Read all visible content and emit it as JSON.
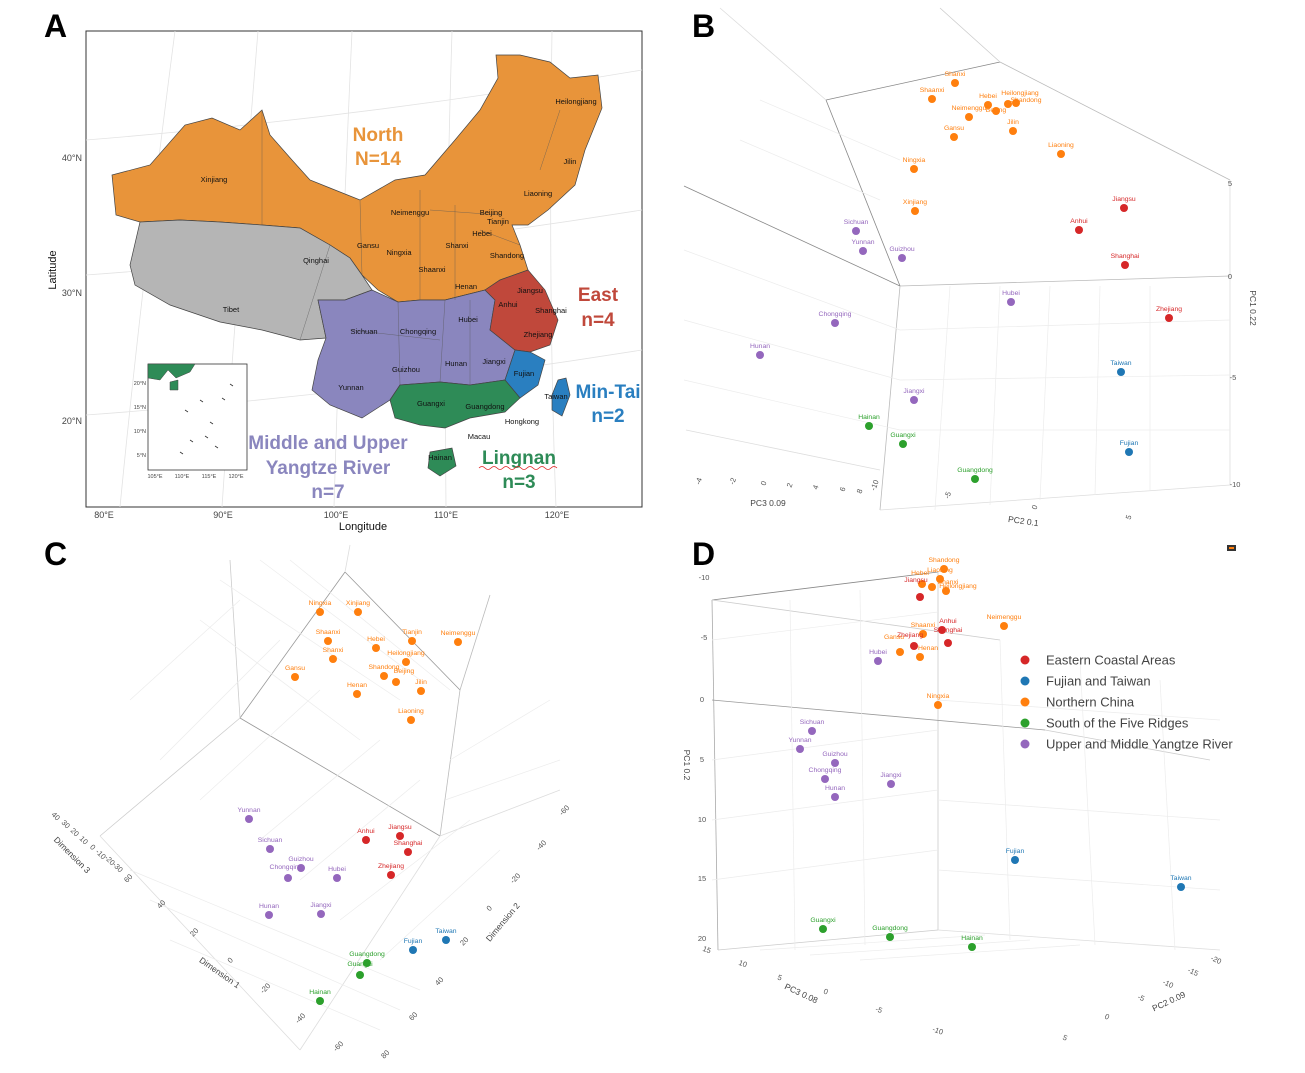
{
  "figure": {
    "panel_labels": [
      "A",
      "B",
      "C",
      "D"
    ]
  },
  "colors": {
    "north": "#e8943a",
    "east": "#c0483b",
    "mintai": "#2a7fc0",
    "lingnan": "#2e8b57",
    "yangtze": "#8a86be",
    "tibet_qinghai": "#b5b5b5",
    "cluster_eastern": "#d62728",
    "cluster_fujian": "#1f77b4",
    "cluster_northern": "#ff7f0e",
    "cluster_south": "#2ca02c",
    "cluster_yangtze": "#9467bd"
  },
  "chart_data": [
    {
      "panel": "A",
      "type": "map",
      "xlabel": "Longitude",
      "ylabel": "Latitude",
      "x_ticks": [
        "80°E",
        "90°E",
        "100°E",
        "110°E",
        "120°E"
      ],
      "y_ticks": [
        "40°N",
        "30°N",
        "20°N"
      ],
      "inset_x_ticks": [
        "105°E",
        "110°E",
        "115°E",
        "120°E"
      ],
      "inset_y_ticks": [
        "20°N",
        "15°N",
        "10°N",
        "5°N"
      ],
      "region_labels": [
        {
          "name": "North",
          "count": "N=14",
          "color": "north"
        },
        {
          "name": "East",
          "count": "n=4",
          "color": "east"
        },
        {
          "name": "Min-Tai",
          "count": "n=2",
          "color": "mintai"
        },
        {
          "name": "Lingnan",
          "count": "n=3",
          "color": "lingnan"
        },
        {
          "name": "Middle and Upper Yangtze River",
          "count": "n=7",
          "color": "yangtze"
        }
      ],
      "provinces": [
        {
          "name": "Heilongjiang",
          "group": "north"
        },
        {
          "name": "Jilin",
          "group": "north"
        },
        {
          "name": "Liaoning",
          "group": "north"
        },
        {
          "name": "Xinjiang",
          "group": "north"
        },
        {
          "name": "Neimenggu",
          "group": "north"
        },
        {
          "name": "Beijing",
          "group": "north"
        },
        {
          "name": "Tianjin",
          "group": "north"
        },
        {
          "name": "Hebei",
          "group": "north"
        },
        {
          "name": "Gansu",
          "group": "north"
        },
        {
          "name": "Ningxia",
          "group": "north"
        },
        {
          "name": "Shanxi",
          "group": "north"
        },
        {
          "name": "Shaanxi",
          "group": "north"
        },
        {
          "name": "Shandong",
          "group": "north"
        },
        {
          "name": "Henan",
          "group": "north"
        },
        {
          "name": "Qinghai",
          "group": "tibet_qinghai"
        },
        {
          "name": "Tibet",
          "group": "tibet_qinghai"
        },
        {
          "name": "Jiangsu",
          "group": "east"
        },
        {
          "name": "Anhui",
          "group": "east"
        },
        {
          "name": "Shanghai",
          "group": "east"
        },
        {
          "name": "Zhejiang",
          "group": "east"
        },
        {
          "name": "Sichuan",
          "group": "yangtze"
        },
        {
          "name": "Chongqing",
          "group": "yangtze"
        },
        {
          "name": "Hubei",
          "group": "yangtze"
        },
        {
          "name": "Hunan",
          "group": "yangtze"
        },
        {
          "name": "Guizhou",
          "group": "yangtze"
        },
        {
          "name": "Jiangxi",
          "group": "yangtze"
        },
        {
          "name": "Yunnan",
          "group": "yangtze"
        },
        {
          "name": "Fujian",
          "group": "mintai"
        },
        {
          "name": "Taiwan",
          "group": "mintai"
        },
        {
          "name": "Guangxi",
          "group": "lingnan"
        },
        {
          "name": "Guangdong",
          "group": "lingnan"
        },
        {
          "name": "Hongkong",
          "group": "lingnan"
        },
        {
          "name": "Macau",
          "group": "lingnan"
        },
        {
          "name": "Hainan",
          "group": "lingnan"
        }
      ]
    },
    {
      "panel": "B",
      "type": "scatter3d",
      "axis_labels": {
        "x": "PC3 0.09",
        "y": "PC2 0.1",
        "z": "PC1 0.22"
      },
      "x_ticks": [
        "-4",
        "-2",
        "0",
        "2",
        "4",
        "6",
        "8",
        "-10"
      ],
      "y_ticks": [
        "-5",
        "0",
        "5"
      ],
      "z_ticks": [
        "5",
        "0",
        "-5",
        "-10"
      ],
      "points": [
        {
          "label": "Shanxi",
          "group": "cluster_northern"
        },
        {
          "label": "Shaanxi",
          "group": "cluster_northern"
        },
        {
          "label": "Hebei",
          "group": "cluster_northern"
        },
        {
          "label": "Heilongjiang",
          "group": "cluster_northern"
        },
        {
          "label": "Neimenggu",
          "group": "cluster_northern"
        },
        {
          "label": "Shandong",
          "group": "cluster_northern"
        },
        {
          "label": "Beijing",
          "group": "cluster_northern"
        },
        {
          "label": "Gansu",
          "group": "cluster_northern"
        },
        {
          "label": "Jilin",
          "group": "cluster_northern"
        },
        {
          "label": "Liaoning",
          "group": "cluster_northern"
        },
        {
          "label": "Ningxia",
          "group": "cluster_northern"
        },
        {
          "label": "Xinjiang",
          "group": "cluster_northern"
        },
        {
          "label": "Jiangsu",
          "group": "cluster_eastern"
        },
        {
          "label": "Anhui",
          "group": "cluster_eastern"
        },
        {
          "label": "Shanghai",
          "group": "cluster_eastern"
        },
        {
          "label": "Zhejiang",
          "group": "cluster_eastern"
        },
        {
          "label": "Sichuan",
          "group": "cluster_yangtze"
        },
        {
          "label": "Yunnan",
          "group": "cluster_yangtze"
        },
        {
          "label": "Guizhou",
          "group": "cluster_yangtze"
        },
        {
          "label": "Hubei",
          "group": "cluster_yangtze"
        },
        {
          "label": "Chongqing",
          "group": "cluster_yangtze"
        },
        {
          "label": "Hunan",
          "group": "cluster_yangtze"
        },
        {
          "label": "Jiangxi",
          "group": "cluster_yangtze"
        },
        {
          "label": "Taiwan",
          "group": "cluster_fujian"
        },
        {
          "label": "Fujian",
          "group": "cluster_fujian"
        },
        {
          "label": "Hainan",
          "group": "cluster_south"
        },
        {
          "label": "Guangxi",
          "group": "cluster_south"
        },
        {
          "label": "Guangdong",
          "group": "cluster_south"
        }
      ]
    },
    {
      "panel": "C",
      "type": "scatter3d",
      "axis_labels": {
        "x": "Dimension 1",
        "y": "Dimension 2",
        "z": "Dimension 3"
      },
      "x_ticks": [
        "60",
        "40",
        "20",
        "0",
        "-20",
        "-40",
        "-60"
      ],
      "y_ticks": [
        "-60",
        "-40",
        "-20",
        "0",
        "20",
        "40",
        "60",
        "80"
      ],
      "z_ticks": [
        "40",
        "30",
        "20",
        "10",
        "0",
        "-10",
        "-20",
        "-30"
      ],
      "points": [
        {
          "label": "Ningxia",
          "group": "cluster_northern"
        },
        {
          "label": "Xinjiang",
          "group": "cluster_northern"
        },
        {
          "label": "Shaanxi",
          "group": "cluster_northern"
        },
        {
          "label": "Hebei",
          "group": "cluster_northern"
        },
        {
          "label": "Tianjin",
          "group": "cluster_northern"
        },
        {
          "label": "Neimenggu",
          "group": "cluster_northern"
        },
        {
          "label": "Shanxi",
          "group": "cluster_northern"
        },
        {
          "label": "Heilongjiang",
          "group": "cluster_northern"
        },
        {
          "label": "Gansu",
          "group": "cluster_northern"
        },
        {
          "label": "Shandong",
          "group": "cluster_northern"
        },
        {
          "label": "Beijing",
          "group": "cluster_northern"
        },
        {
          "label": "Henan",
          "group": "cluster_northern"
        },
        {
          "label": "Jilin",
          "group": "cluster_northern"
        },
        {
          "label": "Liaoning",
          "group": "cluster_northern"
        },
        {
          "label": "Yunnan",
          "group": "cluster_yangtze"
        },
        {
          "label": "Sichuan",
          "group": "cluster_yangtze"
        },
        {
          "label": "Guizhou",
          "group": "cluster_yangtze"
        },
        {
          "label": "Chongqing",
          "group": "cluster_yangtze"
        },
        {
          "label": "Hubei",
          "group": "cluster_yangtze"
        },
        {
          "label": "Hunan",
          "group": "cluster_yangtze"
        },
        {
          "label": "Jiangxi",
          "group": "cluster_yangtze"
        },
        {
          "label": "Anhui",
          "group": "cluster_eastern"
        },
        {
          "label": "Jiangsu",
          "group": "cluster_eastern"
        },
        {
          "label": "Shanghai",
          "group": "cluster_eastern"
        },
        {
          "label": "Zhejiang",
          "group": "cluster_eastern"
        },
        {
          "label": "Taiwan",
          "group": "cluster_fujian"
        },
        {
          "label": "Fujian",
          "group": "cluster_fujian"
        },
        {
          "label": "Guangdong",
          "group": "cluster_south"
        },
        {
          "label": "Guangxi",
          "group": "cluster_south"
        },
        {
          "label": "Hainan",
          "group": "cluster_south"
        }
      ]
    },
    {
      "panel": "D",
      "type": "scatter3d",
      "axis_labels": {
        "x": "PC3 0.08",
        "y": "PC2 0.09",
        "z": "PC1 0.2"
      },
      "x_ticks": [
        "15",
        "10",
        "5",
        "0",
        "-5",
        "-10"
      ],
      "y_ticks": [
        "-20",
        "-15",
        "-10",
        "-5",
        "0",
        "5"
      ],
      "z_ticks": [
        "-10",
        "-5",
        "0",
        "5",
        "10",
        "15",
        "20"
      ],
      "legend": [
        {
          "label": "Eastern Coastal Areas",
          "group": "cluster_eastern"
        },
        {
          "label": "Fujian and Taiwan",
          "group": "cluster_fujian"
        },
        {
          "label": "Northern China",
          "group": "cluster_northern"
        },
        {
          "label": "South of the Five Ridges",
          "group": "cluster_south"
        },
        {
          "label": "Upper and Middle Yangtze River",
          "group": "cluster_yangtze"
        }
      ],
      "points": [
        {
          "label": "Shandong",
          "group": "cluster_northern"
        },
        {
          "label": "Liaoning",
          "group": "cluster_northern"
        },
        {
          "label": "Hebei",
          "group": "cluster_northern"
        },
        {
          "label": "Jiangsu",
          "group": "cluster_eastern"
        },
        {
          "label": "Shanxi",
          "group": "cluster_northern"
        },
        {
          "label": "Heilongjiang",
          "group": "cluster_northern"
        },
        {
          "label": "Neimenggu",
          "group": "cluster_northern"
        },
        {
          "label": "Shaanxi",
          "group": "cluster_northern"
        },
        {
          "label": "Anhui",
          "group": "cluster_eastern"
        },
        {
          "label": "Zhejiang",
          "group": "cluster_eastern"
        },
        {
          "label": "Shanghai",
          "group": "cluster_eastern"
        },
        {
          "label": "Gansu",
          "group": "cluster_northern"
        },
        {
          "label": "Henan",
          "group": "cluster_northern"
        },
        {
          "label": "Hubei",
          "group": "cluster_yangtze"
        },
        {
          "label": "Ningxia",
          "group": "cluster_northern"
        },
        {
          "label": "Sichuan",
          "group": "cluster_yangtze"
        },
        {
          "label": "Yunnan",
          "group": "cluster_yangtze"
        },
        {
          "label": "Guizhou",
          "group": "cluster_yangtze"
        },
        {
          "label": "Chongqing",
          "group": "cluster_yangtze"
        },
        {
          "label": "Jiangxi",
          "group": "cluster_yangtze"
        },
        {
          "label": "Hunan",
          "group": "cluster_yangtze"
        },
        {
          "label": "Fujian",
          "group": "cluster_fujian"
        },
        {
          "label": "Taiwan",
          "group": "cluster_fujian"
        },
        {
          "label": "Guangxi",
          "group": "cluster_south"
        },
        {
          "label": "Guangdong",
          "group": "cluster_south"
        },
        {
          "label": "Hainan",
          "group": "cluster_south"
        }
      ]
    }
  ]
}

═══

Job - Return every line above in which the string "Middle" occurs.

Correct response -
          "name": "Middle and Upper Yangtze River",
          "label": "Upper and Middle Yangtze River",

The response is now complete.